(Collected data)
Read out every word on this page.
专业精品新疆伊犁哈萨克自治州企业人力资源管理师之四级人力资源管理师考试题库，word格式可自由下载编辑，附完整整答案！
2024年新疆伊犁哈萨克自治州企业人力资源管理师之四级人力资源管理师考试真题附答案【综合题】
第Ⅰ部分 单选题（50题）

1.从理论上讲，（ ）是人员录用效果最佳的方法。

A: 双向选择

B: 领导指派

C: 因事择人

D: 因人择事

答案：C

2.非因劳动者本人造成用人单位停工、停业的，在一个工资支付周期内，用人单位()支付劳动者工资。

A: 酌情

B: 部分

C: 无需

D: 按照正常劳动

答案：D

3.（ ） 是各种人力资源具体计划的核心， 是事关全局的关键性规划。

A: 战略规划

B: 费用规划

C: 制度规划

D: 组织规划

Exercise prompt » Return the whole listing exactly.

Output for this task »
Read out every word on this page.
专业精品新疆伊犁哈萨克自治州企业人力资源管理师之四级人力资源管理师考试题库，word格式可自由下载编辑，附完整整答案！
2024年新疆伊犁哈萨克自治州企业人力资源管理师之四级人力资源管理师考试真题附答案【综合题】
第Ⅰ部分 单选题（50题）

1.从理论上讲，（ ）是人员录用效果最佳的方法。

A: 双向选择

B: 领导指派

C: 因事择人

D: 因人择事

答案：C

2.非因劳动者本人造成用人单位停工、停业的，在一个工资支付周期内，用人单位()支付劳动者工资。

A: 酌情

B: 部分

C: 无需

D: 按照正常劳动

答案：D

3.（ ） 是各种人力资源具体计划的核心， 是事关全局的关键性规划。

A: 战略规划

B: 费用规划

C: 制度规划

D: 组织规划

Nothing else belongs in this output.